**What the exercise asks:** Scan the following material for the string "name" and copy each line in which it appears.

--- BEGIN Record extracts ---

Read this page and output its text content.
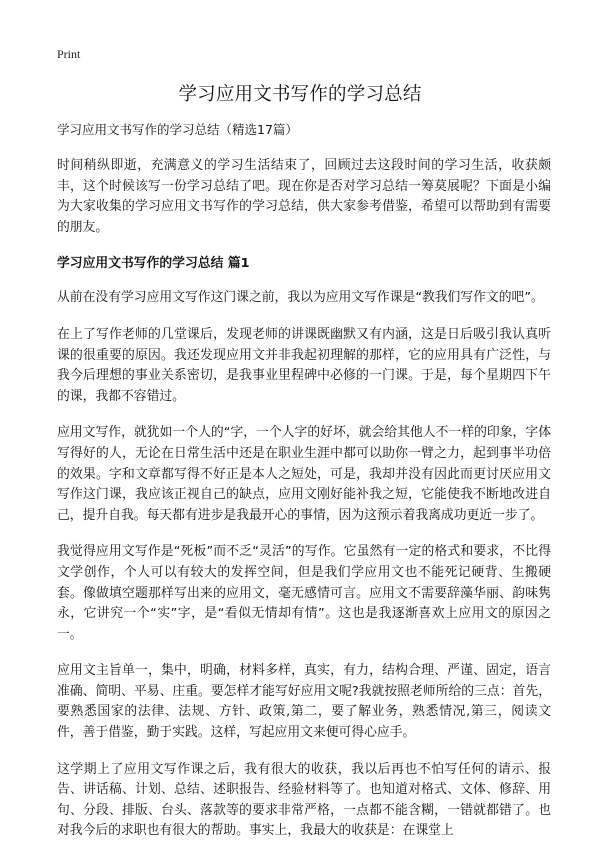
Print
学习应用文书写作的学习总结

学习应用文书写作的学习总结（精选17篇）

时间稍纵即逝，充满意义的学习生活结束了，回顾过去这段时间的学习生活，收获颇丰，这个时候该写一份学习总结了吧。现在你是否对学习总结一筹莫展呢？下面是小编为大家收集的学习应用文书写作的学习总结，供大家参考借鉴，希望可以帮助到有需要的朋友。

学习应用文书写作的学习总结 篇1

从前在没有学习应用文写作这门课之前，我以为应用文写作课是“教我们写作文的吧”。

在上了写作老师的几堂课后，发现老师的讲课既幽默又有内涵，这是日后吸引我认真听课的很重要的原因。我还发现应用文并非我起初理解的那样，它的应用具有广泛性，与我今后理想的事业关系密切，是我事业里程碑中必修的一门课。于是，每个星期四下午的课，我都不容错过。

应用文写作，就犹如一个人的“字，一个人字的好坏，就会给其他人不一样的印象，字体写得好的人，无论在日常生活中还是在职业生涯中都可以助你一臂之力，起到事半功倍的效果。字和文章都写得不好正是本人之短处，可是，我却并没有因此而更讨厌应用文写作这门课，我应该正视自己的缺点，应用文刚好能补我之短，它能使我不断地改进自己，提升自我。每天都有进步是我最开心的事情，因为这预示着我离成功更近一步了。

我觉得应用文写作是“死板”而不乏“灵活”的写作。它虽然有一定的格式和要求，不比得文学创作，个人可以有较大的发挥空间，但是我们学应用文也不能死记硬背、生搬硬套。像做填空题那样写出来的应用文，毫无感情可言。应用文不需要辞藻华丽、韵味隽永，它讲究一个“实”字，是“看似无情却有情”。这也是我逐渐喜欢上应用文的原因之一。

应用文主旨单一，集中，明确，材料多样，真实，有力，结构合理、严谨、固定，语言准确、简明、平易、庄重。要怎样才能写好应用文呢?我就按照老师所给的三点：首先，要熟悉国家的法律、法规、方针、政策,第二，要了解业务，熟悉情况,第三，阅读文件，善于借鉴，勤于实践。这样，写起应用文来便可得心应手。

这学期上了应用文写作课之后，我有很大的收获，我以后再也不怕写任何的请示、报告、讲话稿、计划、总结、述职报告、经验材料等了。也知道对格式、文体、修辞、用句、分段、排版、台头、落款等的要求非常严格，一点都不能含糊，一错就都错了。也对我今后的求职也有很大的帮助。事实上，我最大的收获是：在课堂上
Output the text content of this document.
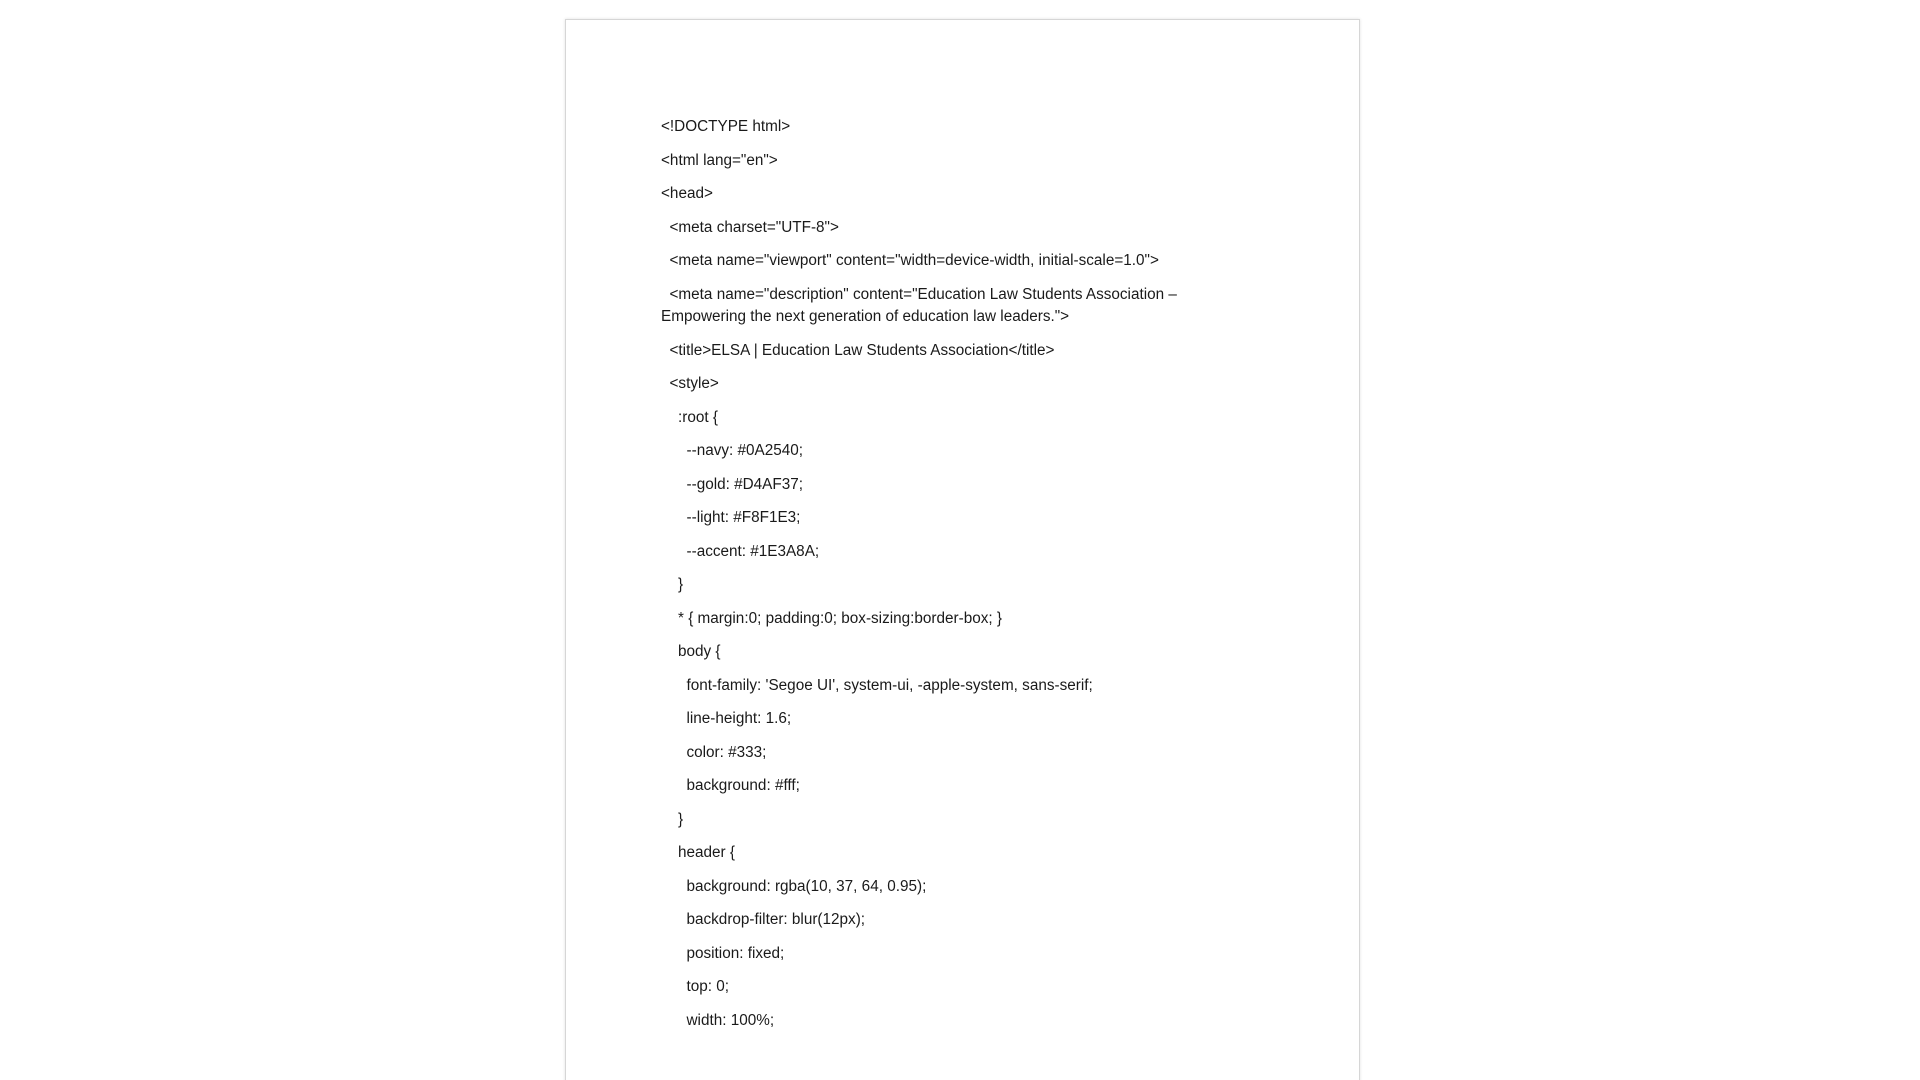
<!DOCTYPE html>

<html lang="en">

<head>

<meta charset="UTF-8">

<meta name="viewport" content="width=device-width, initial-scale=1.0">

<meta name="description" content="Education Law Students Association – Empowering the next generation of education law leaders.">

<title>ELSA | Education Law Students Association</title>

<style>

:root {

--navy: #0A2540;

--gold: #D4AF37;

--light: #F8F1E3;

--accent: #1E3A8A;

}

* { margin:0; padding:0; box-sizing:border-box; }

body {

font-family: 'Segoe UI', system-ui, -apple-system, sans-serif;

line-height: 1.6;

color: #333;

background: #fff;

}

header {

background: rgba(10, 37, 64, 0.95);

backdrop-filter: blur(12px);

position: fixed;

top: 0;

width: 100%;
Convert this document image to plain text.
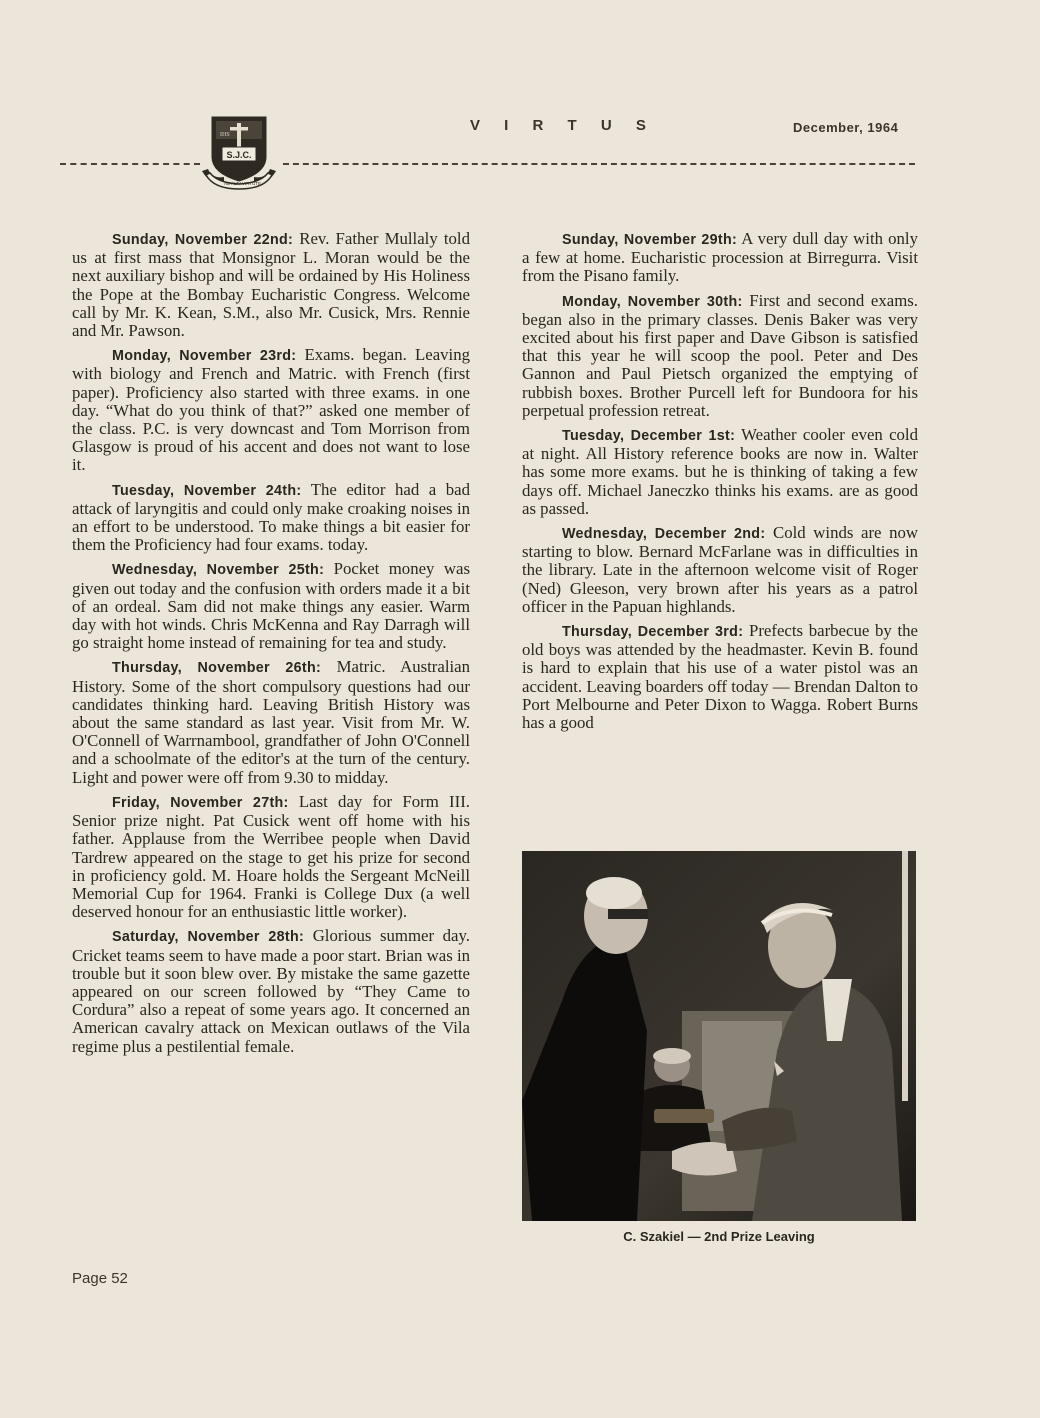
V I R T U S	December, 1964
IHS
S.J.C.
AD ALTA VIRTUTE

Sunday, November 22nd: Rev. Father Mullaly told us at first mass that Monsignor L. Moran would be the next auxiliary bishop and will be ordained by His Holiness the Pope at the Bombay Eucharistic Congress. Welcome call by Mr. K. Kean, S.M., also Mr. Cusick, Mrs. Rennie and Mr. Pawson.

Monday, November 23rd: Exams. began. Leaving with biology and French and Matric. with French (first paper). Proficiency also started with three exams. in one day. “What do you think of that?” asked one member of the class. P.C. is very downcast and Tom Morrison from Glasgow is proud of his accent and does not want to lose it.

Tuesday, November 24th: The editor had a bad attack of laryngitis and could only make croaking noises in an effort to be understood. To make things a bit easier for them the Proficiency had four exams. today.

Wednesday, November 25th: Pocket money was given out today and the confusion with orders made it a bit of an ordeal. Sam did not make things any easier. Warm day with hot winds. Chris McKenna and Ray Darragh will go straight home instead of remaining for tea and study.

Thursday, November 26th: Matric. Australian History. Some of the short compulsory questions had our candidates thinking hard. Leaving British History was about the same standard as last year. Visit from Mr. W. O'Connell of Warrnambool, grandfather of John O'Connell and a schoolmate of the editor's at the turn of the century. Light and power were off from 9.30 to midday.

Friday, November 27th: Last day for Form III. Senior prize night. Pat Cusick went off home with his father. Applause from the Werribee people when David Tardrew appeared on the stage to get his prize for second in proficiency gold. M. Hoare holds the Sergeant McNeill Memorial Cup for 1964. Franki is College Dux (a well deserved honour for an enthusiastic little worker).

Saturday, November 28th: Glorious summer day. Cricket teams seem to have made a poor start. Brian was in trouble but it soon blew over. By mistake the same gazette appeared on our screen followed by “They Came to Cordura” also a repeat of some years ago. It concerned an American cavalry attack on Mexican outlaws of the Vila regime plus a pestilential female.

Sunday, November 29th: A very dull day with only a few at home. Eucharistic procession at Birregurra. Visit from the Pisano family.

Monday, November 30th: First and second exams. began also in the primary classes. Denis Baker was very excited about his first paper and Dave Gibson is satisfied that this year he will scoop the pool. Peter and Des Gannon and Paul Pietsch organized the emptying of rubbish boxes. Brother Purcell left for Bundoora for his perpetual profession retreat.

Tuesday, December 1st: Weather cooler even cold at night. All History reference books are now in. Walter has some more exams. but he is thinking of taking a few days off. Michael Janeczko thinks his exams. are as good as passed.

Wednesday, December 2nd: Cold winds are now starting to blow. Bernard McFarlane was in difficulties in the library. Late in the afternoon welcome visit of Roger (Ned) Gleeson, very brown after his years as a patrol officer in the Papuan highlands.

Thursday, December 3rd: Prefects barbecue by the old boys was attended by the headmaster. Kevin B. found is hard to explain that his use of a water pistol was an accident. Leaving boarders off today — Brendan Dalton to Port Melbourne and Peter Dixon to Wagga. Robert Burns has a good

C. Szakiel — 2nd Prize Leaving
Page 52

--- END Record extracts ---

**Result below:**
<meta name="viewport" content="width=device-width, initial-scale=1.0">
<meta name="description" content="Education Law Students Association – Empowering the next generation of education law leaders.">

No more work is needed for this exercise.